Problem statement:
Return the full listing exactly as it is written.

Recorded data:
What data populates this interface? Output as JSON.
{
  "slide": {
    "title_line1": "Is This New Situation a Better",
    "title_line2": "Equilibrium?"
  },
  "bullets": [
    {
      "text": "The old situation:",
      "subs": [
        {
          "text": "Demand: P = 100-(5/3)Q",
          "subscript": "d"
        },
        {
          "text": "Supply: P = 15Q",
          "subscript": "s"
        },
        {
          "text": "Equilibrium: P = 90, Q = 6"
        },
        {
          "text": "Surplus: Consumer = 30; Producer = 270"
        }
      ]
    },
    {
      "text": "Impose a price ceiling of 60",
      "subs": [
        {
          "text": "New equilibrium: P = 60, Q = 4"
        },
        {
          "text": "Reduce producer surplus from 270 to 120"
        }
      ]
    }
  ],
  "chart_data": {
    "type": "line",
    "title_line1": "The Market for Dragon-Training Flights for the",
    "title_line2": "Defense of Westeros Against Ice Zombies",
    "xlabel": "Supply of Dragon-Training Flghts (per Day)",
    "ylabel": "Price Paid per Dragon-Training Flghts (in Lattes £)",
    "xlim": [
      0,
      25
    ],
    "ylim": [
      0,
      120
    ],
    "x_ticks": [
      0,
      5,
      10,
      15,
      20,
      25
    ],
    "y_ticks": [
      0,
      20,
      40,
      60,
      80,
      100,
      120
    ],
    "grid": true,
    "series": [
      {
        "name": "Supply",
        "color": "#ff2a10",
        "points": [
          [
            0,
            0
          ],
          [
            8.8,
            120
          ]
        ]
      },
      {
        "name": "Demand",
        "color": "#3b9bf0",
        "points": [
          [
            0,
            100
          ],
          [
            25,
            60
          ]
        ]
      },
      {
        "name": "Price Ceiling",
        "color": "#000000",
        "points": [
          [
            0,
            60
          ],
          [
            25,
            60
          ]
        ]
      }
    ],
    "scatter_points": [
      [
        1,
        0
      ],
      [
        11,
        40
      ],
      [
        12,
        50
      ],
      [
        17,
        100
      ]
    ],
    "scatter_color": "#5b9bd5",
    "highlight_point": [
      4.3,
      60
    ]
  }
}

Response below:
What data populates this interface? Output as JSON.
{
  "slide": {
    "title_line1": "Is This New Situation a Better",
    "title_line2": "Equilibrium?"
  },
  "bullets": [
    {
      "text": "The old situation:",
      "subs": [
        {
          "text": "Demand: P = 100-(5/3)Q",
          "subscript": "d"
        },
        {
          "text": "Supply: P = 15Q",
          "subscript": "s"
        },
        {
          "text": "Equilibrium: P = 90, Q = 6"
        },
        {
          "text": "Surplus: Consumer = 30; Producer = 270"
        }
      ]
    },
    {
      "text": "Impose a price ceiling of 60",
      "subs": [
        {
          "text": "New equilibrium: P = 60, Q = 4"
        },
        {
          "text": "Reduce producer surplus from 270 to 120"
        }
      ]
    }
  ],
  "chart_data": {
    "type": "line",
    "title_line1": "The Market for Dragon-Training Flights for the",
    "title_line2": "Defense of Westeros Against Ice Zombies",
    "xlabel": "Supply of Dragon-Training Flghts (per Day)",
    "ylabel": "Price Paid per Dragon-Training Flghts (in Lattes £)",
    "xlim": [
      0,
      25
    ],
    "ylim": [
      0,
      120
    ],
    "x_ticks": [
      0,
      5,
      10,
      15,
      20,
      25
    ],
    "y_ticks": [
      0,
      20,
      40,
      60,
      80,
      100,
      120
    ],
    "grid": true,
    "series": [
      {
        "name": "Supply",
        "color": "#ff2a10",
        "points": [
          [
            0,
            0
          ],
          [
            8.8,
            120
          ]
        ]
      },
      {
        "name": "Demand",
        "color": "#3b9bf0",
        "points": [
          [
            0,
            100
          ],
          [
            25,
            60
          ]
        ]
      },
      {
        "name": "Price Ceiling",
        "color": "#000000",
        "points": [
          [
            0,
            60
          ],
          [
            25,
            60
          ]
        ]
      }
    ],
    "scatter_points": [
      [
        1,
        0
      ],
      [
        11,
        40
      ],
      [
        12,
        50
      ],
      [
        17,
        100
      ]
    ],
    "scatter_color": "#5b9bd5",
    "highlight_point": [
      4.3,
      60
    ]
  }
}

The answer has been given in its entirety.